Speakers had access to a full set of other controls that permitted
them to play and re-record earlier sentences if they wished, and move
about in the database they were constructing.
After an initial period during which an Entropic supervisor monitored
the speaker's reading and recording control, speakers were left to
monitor their own reading and recordings.
Speech signals went from the Shure microphone through a Rane MS-1
preamplifier into the 'line input' jack on the SGI Indy workstation.
The gain of the Rane preamplifier and the SGI system were set and
checked once toward the beginning of the recording session and were
left fixed at that level.
Recording Environment:
The room was a small carpeted office with a floor area of
approximately 3.9 m by 2.9 m and a ceiling height of 2.7 m. The room
was heated and cooled by forced air that entered via a vent high on
the wall above a large cabinet and about 3 m from the subject's head.
The room had two doors that were usually left open, and sometimes
exposed the microphone to passing conversation or incoming call
signals from various nearby telephones.

• • • •

• Objective 1
Reproduce the recording passage word for word.
The records have no connection to the recording passage.

• • • •

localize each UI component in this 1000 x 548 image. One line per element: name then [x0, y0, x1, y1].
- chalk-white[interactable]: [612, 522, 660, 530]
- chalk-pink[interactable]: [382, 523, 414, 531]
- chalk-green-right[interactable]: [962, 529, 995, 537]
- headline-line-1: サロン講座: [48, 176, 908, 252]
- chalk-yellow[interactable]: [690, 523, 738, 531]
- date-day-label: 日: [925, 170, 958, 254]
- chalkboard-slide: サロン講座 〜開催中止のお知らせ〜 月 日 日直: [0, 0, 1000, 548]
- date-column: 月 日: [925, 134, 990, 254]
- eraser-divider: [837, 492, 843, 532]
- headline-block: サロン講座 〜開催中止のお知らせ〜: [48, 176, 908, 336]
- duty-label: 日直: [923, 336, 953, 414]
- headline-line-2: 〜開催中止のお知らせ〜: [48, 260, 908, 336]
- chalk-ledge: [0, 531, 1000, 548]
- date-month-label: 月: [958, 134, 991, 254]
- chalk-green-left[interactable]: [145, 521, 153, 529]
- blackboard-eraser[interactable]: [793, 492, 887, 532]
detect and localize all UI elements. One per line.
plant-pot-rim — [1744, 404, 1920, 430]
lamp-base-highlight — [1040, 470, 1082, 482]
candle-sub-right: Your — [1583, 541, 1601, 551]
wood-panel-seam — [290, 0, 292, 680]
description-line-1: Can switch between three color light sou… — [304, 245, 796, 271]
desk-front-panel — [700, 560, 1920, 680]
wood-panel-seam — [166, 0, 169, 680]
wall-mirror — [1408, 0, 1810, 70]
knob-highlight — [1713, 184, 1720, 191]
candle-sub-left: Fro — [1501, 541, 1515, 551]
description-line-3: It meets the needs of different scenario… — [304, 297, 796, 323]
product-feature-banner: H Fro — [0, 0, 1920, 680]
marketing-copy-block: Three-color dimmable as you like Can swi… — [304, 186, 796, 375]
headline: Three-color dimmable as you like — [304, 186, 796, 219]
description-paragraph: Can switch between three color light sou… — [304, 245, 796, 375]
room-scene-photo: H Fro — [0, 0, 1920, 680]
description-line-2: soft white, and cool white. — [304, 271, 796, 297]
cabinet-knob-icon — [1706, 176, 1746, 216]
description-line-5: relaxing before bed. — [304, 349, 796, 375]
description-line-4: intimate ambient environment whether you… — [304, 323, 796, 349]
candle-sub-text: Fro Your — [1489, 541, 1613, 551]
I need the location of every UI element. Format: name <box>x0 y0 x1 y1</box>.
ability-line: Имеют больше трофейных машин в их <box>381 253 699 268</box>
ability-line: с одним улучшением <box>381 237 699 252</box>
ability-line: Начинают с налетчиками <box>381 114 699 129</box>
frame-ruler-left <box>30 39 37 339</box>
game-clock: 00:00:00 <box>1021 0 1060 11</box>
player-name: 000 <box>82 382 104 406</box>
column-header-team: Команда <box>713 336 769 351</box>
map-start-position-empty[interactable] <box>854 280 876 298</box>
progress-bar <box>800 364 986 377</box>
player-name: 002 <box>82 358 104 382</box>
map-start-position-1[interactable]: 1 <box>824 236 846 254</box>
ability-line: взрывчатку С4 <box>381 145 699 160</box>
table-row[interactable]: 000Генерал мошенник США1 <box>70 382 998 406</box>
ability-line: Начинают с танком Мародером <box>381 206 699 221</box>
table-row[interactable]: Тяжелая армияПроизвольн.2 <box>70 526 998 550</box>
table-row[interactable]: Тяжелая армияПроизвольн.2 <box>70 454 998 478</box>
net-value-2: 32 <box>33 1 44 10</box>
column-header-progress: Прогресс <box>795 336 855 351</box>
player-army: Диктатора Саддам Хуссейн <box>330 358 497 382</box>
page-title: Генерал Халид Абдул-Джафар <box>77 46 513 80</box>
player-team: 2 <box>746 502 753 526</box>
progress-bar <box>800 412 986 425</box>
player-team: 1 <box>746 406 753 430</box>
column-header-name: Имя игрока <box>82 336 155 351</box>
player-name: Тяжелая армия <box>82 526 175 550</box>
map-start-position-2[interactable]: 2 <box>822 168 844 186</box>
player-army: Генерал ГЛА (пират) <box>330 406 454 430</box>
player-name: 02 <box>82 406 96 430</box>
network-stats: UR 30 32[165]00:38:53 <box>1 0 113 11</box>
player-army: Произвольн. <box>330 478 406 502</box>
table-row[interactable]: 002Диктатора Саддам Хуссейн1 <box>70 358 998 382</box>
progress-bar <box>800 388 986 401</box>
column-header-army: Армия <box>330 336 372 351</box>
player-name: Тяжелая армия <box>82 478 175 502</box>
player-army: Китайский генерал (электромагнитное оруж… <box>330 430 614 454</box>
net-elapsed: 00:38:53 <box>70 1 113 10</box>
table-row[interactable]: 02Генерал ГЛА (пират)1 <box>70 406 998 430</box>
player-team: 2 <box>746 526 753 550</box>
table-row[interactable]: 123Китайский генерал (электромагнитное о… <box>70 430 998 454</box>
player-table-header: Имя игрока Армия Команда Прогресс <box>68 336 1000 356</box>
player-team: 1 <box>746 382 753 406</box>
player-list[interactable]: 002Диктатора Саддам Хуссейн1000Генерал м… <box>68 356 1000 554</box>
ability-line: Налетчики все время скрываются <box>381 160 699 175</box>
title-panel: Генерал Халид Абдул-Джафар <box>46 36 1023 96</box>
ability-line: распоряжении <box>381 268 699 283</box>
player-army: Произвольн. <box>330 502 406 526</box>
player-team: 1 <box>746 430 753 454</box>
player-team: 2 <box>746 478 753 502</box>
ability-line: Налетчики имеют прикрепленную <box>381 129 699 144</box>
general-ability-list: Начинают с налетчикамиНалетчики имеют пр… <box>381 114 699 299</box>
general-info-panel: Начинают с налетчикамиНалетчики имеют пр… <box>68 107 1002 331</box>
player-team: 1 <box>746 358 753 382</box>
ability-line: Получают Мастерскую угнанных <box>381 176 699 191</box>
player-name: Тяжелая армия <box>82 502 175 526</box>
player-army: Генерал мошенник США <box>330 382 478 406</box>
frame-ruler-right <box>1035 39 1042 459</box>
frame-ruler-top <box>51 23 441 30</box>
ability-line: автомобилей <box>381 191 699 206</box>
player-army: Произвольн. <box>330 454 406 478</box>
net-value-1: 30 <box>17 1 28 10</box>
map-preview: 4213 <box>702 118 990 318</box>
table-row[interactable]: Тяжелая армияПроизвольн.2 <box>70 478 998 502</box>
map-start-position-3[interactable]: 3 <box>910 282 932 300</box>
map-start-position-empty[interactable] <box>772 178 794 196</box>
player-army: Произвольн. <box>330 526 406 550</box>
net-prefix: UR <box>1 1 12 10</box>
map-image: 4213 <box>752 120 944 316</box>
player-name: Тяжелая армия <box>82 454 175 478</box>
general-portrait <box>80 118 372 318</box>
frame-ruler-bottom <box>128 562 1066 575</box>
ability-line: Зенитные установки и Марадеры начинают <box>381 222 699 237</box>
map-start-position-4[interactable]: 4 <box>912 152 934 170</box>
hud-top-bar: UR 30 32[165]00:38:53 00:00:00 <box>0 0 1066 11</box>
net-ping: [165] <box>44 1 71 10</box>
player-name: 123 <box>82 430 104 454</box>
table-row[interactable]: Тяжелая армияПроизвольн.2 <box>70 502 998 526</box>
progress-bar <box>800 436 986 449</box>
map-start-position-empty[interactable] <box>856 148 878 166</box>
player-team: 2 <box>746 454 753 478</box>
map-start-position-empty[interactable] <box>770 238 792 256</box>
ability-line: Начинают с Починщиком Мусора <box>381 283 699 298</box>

• • • •

• Objective 2
List every line of the records that contains the string "армияПроизвольн", copying each line in full.

• Output 1
Speakers had access to a full set of other controls that permitted
them to play and re-record earlier sentences if they wished, and move
about in the database they were constructing.
After an initial period during which an Entropic supervisor monitored
the speaker's reading and recording control, speakers were left to
monitor their own reading and recordings.
Speech signals went from the Shure microphone through a Rane MS-1
preamplifier into the 'line input' jack on the SGI Indy workstation.
The gain of the Rane preamplifier and the SGI system were set and
checked once toward the beginning of the recording session and were
left fixed at that level.
Recording Environment:
The room was a small carpeted office with a floor area of
approximately 3.9 m by 2.9 m and a ceiling height of 2.7 m. The room
was heated and cooled by forced air that entered via a vent high on
the wall above a large cabinet and about 3 m from the subject's head.
The room had two doors that were usually left open, and sometimes
exposed the microphone to passing conversation or incoming call
signals from various nearby telephones.

• Output 2
table-row[interactable]: Тяжелая армияПроизвольн.2 <box>70 526 998 550</box>
table-row[interactable]: Тяжелая армияПроизвольн.2 <box>70 454 998 478</box>
table-row[interactable]: Тяжелая армияПроизвольн.2 <box>70 478 998 502</box>
table-row[interactable]: Тяжелая армияПроизвольн.2 <box>70 502 998 526</box>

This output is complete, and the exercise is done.